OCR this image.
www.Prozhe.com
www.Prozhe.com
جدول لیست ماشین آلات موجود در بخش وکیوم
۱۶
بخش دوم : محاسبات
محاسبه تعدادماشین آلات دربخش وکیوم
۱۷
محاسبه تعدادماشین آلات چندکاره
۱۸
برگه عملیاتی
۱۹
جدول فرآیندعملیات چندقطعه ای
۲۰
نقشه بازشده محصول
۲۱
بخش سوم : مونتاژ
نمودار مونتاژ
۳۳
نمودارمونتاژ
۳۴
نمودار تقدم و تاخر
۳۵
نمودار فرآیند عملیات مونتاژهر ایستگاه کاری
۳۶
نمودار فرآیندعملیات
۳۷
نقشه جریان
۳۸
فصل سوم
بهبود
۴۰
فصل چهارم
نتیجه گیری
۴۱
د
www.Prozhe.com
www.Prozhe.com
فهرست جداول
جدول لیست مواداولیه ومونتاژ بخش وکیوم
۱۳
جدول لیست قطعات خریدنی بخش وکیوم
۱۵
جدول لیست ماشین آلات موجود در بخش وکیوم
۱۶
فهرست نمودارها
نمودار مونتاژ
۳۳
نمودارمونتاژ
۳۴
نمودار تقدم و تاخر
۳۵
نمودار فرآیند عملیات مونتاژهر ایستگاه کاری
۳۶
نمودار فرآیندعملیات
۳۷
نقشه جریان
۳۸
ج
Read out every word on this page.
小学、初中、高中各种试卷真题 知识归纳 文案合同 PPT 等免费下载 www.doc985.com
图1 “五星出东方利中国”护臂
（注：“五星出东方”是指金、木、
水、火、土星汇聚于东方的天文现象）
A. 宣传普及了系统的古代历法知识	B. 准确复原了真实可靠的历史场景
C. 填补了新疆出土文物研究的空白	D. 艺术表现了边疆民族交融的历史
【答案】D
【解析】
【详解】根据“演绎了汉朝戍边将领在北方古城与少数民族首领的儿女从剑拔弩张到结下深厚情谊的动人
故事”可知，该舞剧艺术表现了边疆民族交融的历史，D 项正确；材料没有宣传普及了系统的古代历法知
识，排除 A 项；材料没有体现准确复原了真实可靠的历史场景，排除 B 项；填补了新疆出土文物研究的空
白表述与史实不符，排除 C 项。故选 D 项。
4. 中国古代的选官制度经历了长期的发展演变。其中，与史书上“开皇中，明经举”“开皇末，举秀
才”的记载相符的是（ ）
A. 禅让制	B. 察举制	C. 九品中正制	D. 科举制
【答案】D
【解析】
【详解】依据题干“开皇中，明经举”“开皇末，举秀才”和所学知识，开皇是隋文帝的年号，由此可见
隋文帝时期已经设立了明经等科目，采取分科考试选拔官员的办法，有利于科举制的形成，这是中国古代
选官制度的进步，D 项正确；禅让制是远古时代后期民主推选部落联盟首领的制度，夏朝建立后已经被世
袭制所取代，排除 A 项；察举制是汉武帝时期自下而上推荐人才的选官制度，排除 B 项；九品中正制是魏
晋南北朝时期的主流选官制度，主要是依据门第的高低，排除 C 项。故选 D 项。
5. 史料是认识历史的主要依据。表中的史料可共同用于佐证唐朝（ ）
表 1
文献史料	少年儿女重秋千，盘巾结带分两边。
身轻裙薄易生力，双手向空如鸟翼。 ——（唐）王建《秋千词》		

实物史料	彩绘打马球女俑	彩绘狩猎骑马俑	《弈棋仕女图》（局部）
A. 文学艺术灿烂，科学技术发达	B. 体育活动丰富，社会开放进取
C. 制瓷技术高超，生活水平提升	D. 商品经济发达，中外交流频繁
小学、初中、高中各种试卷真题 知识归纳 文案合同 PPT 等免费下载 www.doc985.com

====

Output every record above exactly as it appears.

OCR this image.
www.Prozhe.com
www.Prozhe.com
جدول لیست ماشین آلات موجود در بخش وکیوم
۱۶
بخش دوم : محاسبات
محاسبه تعدادماشین آلات دربخش وکیوم
۱۷
محاسبه تعدادماشین آلات چندکاره
۱۸
برگه عملیاتی
۱۹
جدول فرآیندعملیات چندقطعه ای
۲۰
نقشه بازشده محصول
۲۱
بخش سوم : مونتاژ
نمودار مونتاژ
۳۳
نمودارمونتاژ
۳۴
نمودار تقدم و تاخر
۳۵
نمودار فرآیند عملیات مونتاژهر ایستگاه کاری
۳۶
نمودار فرآیندعملیات
۳۷
نقشه جریان
۳۸
فصل سوم
بهبود
۴۰
فصل چهارم
نتیجه گیری
۴۱
د
www.Prozhe.com
www.Prozhe.com
فهرست جداول
جدول لیست مواداولیه ومونتاژ بخش وکیوم
۱۳
جدول لیست قطعات خریدنی بخش وکیوم
۱۵
جدول لیست ماشین آلات موجود در بخش وکیوم
۱۶
فهرست نمودارها
نمودار مونتاژ
۳۳
نمودارمونتاژ
۳۴
نمودار تقدم و تاخر
۳۵
نمودار فرآیند عملیات مونتاژهر ایستگاه کاری
۳۶
نمودار فرآیندعملیات
۳۷
نقشه جریان
۳۸
ج
Read out every word on this page.
小学、初中、高中各种试卷真题 知识归纳 文案合同 PPT 等免费下载 www.doc985.com
图1 “五星出东方利中国”护臂
（注：“五星出东方”是指金、木、
水、火、土星汇聚于东方的天文现象）
A. 宣传普及了系统的古代历法知识	B. 准确复原了真实可靠的历史场景
C. 填补了新疆出土文物研究的空白	D. 艺术表现了边疆民族交融的历史
【答案】D
【解析】
【详解】根据“演绎了汉朝戍边将领在北方古城与少数民族首领的儿女从剑拔弩张到结下深厚情谊的动人
故事”可知，该舞剧艺术表现了边疆民族交融的历史，D 项正确；材料没有宣传普及了系统的古代历法知
识，排除 A 项；材料没有体现准确复原了真实可靠的历史场景，排除 B 项；填补了新疆出土文物研究的空
白表述与史实不符，排除 C 项。故选 D 项。
4. 中国古代的选官制度经历了长期的发展演变。其中，与史书上“开皇中，明经举”“开皇末，举秀
才”的记载相符的是（ ）
A. 禅让制	B. 察举制	C. 九品中正制	D. 科举制
【答案】D
【解析】
【详解】依据题干“开皇中，明经举”“开皇末，举秀才”和所学知识，开皇是隋文帝的年号，由此可见
隋文帝时期已经设立了明经等科目，采取分科考试选拔官员的办法，有利于科举制的形成，这是中国古代
选官制度的进步，D 项正确；禅让制是远古时代后期民主推选部落联盟首领的制度，夏朝建立后已经被世
袭制所取代，排除 A 项；察举制是汉武帝时期自下而上推荐人才的选官制度，排除 B 项；九品中正制是魏
晋南北朝时期的主流选官制度，主要是依据门第的高低，排除 C 项。故选 D 项。
5. 史料是认识历史的主要依据。表中的史料可共同用于佐证唐朝（ ）
表 1
文献史料	少年儿女重秋千，盘巾结带分两边。
身轻裙薄易生力，双手向空如鸟翼。 ——（唐）王建《秋千词》		

实物史料	彩绘打马球女俑	彩绘狩猎骑马俑	《弈棋仕女图》（局部）
A. 文学艺术灿烂，科学技术发达	B. 体育活动丰富，社会开放进取
C. 制瓷技术高超，生活水平提升	D. 商品经济发达，中外交流频繁
小学、初中、高中各种试卷真题 知识归纳 文案合同 PPT 等免费下载 www.doc985.com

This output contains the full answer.